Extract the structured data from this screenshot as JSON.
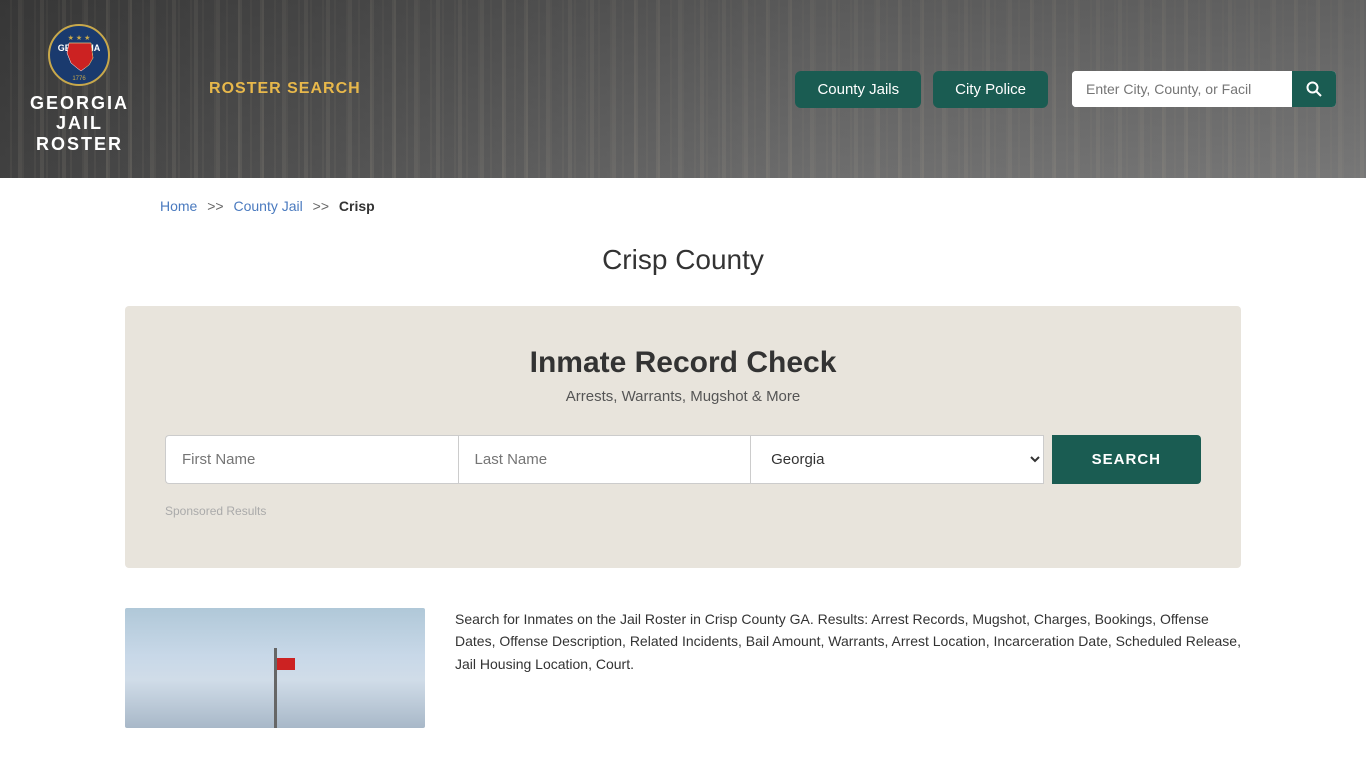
{
  "header": {
    "logo": {
      "line1": "GEORGIA",
      "line2": "JAIL",
      "line3": "ROSTER"
    },
    "nav_link": "ROSTER SEARCH",
    "btn_county_jails": "County Jails",
    "btn_city_police": "City Police",
    "search_placeholder": "Enter City, County, or Facil"
  },
  "breadcrumb": {
    "home": "Home",
    "sep1": ">>",
    "county_jail": "County Jail",
    "sep2": ">>",
    "current": "Crisp"
  },
  "page_title": "Crisp County",
  "record_check": {
    "title": "Inmate Record Check",
    "subtitle": "Arrests, Warrants, Mugshot & More",
    "first_name_placeholder": "First Name",
    "last_name_placeholder": "Last Name",
    "state_default": "Georgia",
    "search_btn": "SEARCH",
    "sponsored_label": "Sponsored Results"
  },
  "bottom": {
    "description": "Search for Inmates on the Jail Roster in Crisp County GA. Results: Arrest Records, Mugshot, Charges, Bookings, Offense Dates, Offense Description, Related Incidents, Bail Amount, Warrants, Arrest Location, Incarceration Date, Scheduled Release, Jail Housing Location, Court."
  }
}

■ ■ ■

* **TASK PROMPT**:
From the entries above, list each line with "Mugshot" in it.

* **RESULT FOR THIS TASK**:
    "subtitle": "Arrests, Warrants, Mugshot & More",
    "description": "Search for Inmates on the Jail Roster in Crisp County GA. Results: Arrest Records, Mugshot, Charges, Bookings, Offense Dates, Offense Description, Related Incidents, Bail Amount, Warrants, Arrest Location, Incarceration Date, Scheduled Release, Jail Housing Location, Court."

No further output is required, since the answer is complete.